- [Exercise brief]:
The entries below should be output exactly as written.

- [Exercise input]:
_ _ _ _ _

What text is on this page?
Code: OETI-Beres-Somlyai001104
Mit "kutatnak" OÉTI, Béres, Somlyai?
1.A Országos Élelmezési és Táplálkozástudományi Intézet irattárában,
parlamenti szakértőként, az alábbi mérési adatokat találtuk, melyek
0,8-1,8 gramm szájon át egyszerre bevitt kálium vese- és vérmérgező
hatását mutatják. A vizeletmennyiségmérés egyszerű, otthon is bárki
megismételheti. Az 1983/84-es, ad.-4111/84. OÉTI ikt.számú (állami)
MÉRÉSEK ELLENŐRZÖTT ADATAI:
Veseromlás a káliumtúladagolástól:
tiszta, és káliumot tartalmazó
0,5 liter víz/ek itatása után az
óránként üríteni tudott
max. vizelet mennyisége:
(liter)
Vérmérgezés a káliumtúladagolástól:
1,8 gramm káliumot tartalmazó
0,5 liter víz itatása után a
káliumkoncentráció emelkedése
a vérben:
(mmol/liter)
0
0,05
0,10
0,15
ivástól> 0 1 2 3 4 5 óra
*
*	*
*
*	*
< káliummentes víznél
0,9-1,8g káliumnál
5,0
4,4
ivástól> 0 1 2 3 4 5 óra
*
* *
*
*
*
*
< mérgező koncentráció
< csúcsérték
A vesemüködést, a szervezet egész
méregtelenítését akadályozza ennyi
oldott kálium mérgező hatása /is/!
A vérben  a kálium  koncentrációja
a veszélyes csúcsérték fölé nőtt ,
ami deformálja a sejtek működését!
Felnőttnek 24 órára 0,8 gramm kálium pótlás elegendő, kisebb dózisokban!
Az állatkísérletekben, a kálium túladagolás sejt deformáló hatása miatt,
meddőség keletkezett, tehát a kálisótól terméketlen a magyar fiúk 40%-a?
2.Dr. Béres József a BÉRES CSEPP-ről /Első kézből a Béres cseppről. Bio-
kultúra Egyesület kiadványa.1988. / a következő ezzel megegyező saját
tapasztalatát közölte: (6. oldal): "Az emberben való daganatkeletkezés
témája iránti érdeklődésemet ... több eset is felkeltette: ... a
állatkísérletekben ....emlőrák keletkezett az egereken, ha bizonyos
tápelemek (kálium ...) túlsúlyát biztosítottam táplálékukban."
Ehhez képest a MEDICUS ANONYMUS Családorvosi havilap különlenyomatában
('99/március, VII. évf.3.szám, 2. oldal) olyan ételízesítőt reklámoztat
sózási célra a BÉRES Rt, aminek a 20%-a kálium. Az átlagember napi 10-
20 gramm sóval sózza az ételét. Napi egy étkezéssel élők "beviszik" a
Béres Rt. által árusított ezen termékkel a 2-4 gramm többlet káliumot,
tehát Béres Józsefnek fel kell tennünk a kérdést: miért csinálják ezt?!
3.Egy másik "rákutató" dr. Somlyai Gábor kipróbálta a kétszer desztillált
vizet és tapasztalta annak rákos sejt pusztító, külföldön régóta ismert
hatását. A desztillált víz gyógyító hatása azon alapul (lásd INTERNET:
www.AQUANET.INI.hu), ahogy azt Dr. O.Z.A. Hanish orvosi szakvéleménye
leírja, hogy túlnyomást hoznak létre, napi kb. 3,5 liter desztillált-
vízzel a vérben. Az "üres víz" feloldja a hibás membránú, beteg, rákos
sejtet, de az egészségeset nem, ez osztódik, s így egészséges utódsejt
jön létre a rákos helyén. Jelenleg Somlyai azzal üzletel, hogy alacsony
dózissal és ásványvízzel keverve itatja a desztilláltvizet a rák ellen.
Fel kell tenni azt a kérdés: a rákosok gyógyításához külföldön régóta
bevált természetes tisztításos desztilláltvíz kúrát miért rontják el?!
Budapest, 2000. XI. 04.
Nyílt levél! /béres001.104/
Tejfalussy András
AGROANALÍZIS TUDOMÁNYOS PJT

_ _ _ _ _

- [Solution to this task]:
What text is on this page?
Code: OETI-Beres-Somlyai001104
Mit "kutatnak" OÉTI, Béres, Somlyai?
1.A Országos Élelmezési és Táplálkozástudományi Intézet irattárában,
parlamenti szakértőként, az alábbi mérési adatokat találtuk, melyek
0,8-1,8 gramm szájon át egyszerre bevitt kálium vese- és vérmérgező
hatását mutatják. A vizeletmennyiségmérés egyszerű, otthon is bárki
megismételheti. Az 1983/84-es, ad.-4111/84. OÉTI ikt.számú (állami)
MÉRÉSEK ELLENŐRZÖTT ADATAI:
Veseromlás a káliumtúladagolástól:
tiszta, és káliumot tartalmazó
0,5 liter víz/ek itatása után az
óránként üríteni tudott
max. vizelet mennyisége:
(liter)
Vérmérgezés a káliumtúladagolástól:
1,8 gramm káliumot tartalmazó
0,5 liter víz itatása után a
káliumkoncentráció emelkedése
a vérben:
(mmol/liter)
0
0,05
0,10
0,15
ivástól> 0 1 2 3 4 5 óra
*
*	*
*
*	*
< káliummentes víznél
0,9-1,8g káliumnál
5,0
4,4
ivástól> 0 1 2 3 4 5 óra
*
* *
*
*
*
*
< mérgező koncentráció
< csúcsérték
A vesemüködést, a szervezet egész
méregtelenítését akadályozza ennyi
oldott kálium mérgező hatása /is/!
A vérben  a kálium  koncentrációja
a veszélyes csúcsérték fölé nőtt ,
ami deformálja a sejtek működését!
Felnőttnek 24 órára 0,8 gramm kálium pótlás elegendő, kisebb dózisokban!
Az állatkísérletekben, a kálium túladagolás sejt deformáló hatása miatt,
meddőség keletkezett, tehát a kálisótól terméketlen a magyar fiúk 40%-a?
2.Dr. Béres József a BÉRES CSEPP-ről /Első kézből a Béres cseppről. Bio-
kultúra Egyesület kiadványa.1988. / a következő ezzel megegyező saját
tapasztalatát közölte: (6. oldal): "Az emberben való daganatkeletkezés
témája iránti érdeklődésemet ... több eset is felkeltette: ... a
állatkísérletekben ....emlőrák keletkezett az egereken, ha bizonyos
tápelemek (kálium ...) túlsúlyát biztosítottam táplálékukban."
Ehhez képest a MEDICUS ANONYMUS Családorvosi havilap különlenyomatában
('99/március, VII. évf.3.szám, 2. oldal) olyan ételízesítőt reklámoztat
sózási célra a BÉRES Rt, aminek a 20%-a kálium. Az átlagember napi 10-
20 gramm sóval sózza az ételét. Napi egy étkezéssel élők "beviszik" a
Béres Rt. által árusított ezen termékkel a 2-4 gramm többlet káliumot,
tehát Béres Józsefnek fel kell tennünk a kérdést: miért csinálják ezt?!
3.Egy másik "rákutató" dr. Somlyai Gábor kipróbálta a kétszer desztillált
vizet és tapasztalta annak rákos sejt pusztító, külföldön régóta ismert
hatását. A desztillált víz gyógyító hatása azon alapul (lásd INTERNET:
www.AQUANET.INI.hu), ahogy azt Dr. O.Z.A. Hanish orvosi szakvéleménye
leírja, hogy túlnyomást hoznak létre, napi kb. 3,5 liter desztillált-
vízzel a vérben. Az "üres víz" feloldja a hibás membránú, beteg, rákos
sejtet, de az egészségeset nem, ez osztódik, s így egészséges utódsejt
jön létre a rákos helyén. Jelenleg Somlyai azzal üzletel, hogy alacsony
dózissal és ásványvízzel keverve itatja a desztilláltvizet a rák ellen.
Fel kell tenni azt a kérdés: a rákosok gyógyításához külföldön régóta
bevált természetes tisztításos desztilláltvíz kúrát miért rontják el?!
Budapest, 2000. XI. 04.
Nyílt levél! /béres001.104/
Tejfalussy András
AGROANALÍZIS TUDOMÁNYOS PJT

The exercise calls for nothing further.